▸ **SHORT PROBLEM**
Return each line containing "fetal".

▸ **STORED ROWS**

::::::

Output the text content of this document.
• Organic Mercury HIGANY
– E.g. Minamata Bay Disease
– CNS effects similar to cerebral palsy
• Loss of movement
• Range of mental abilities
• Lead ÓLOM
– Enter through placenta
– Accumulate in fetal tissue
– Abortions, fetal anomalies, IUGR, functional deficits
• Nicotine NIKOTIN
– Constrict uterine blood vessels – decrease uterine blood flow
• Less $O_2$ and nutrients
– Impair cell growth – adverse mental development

::::::

▸ **EXERCISE ANSWER**
– Accumulate in fetal tissue
– Abortions, fetal anomalies, IUGR, functional deficits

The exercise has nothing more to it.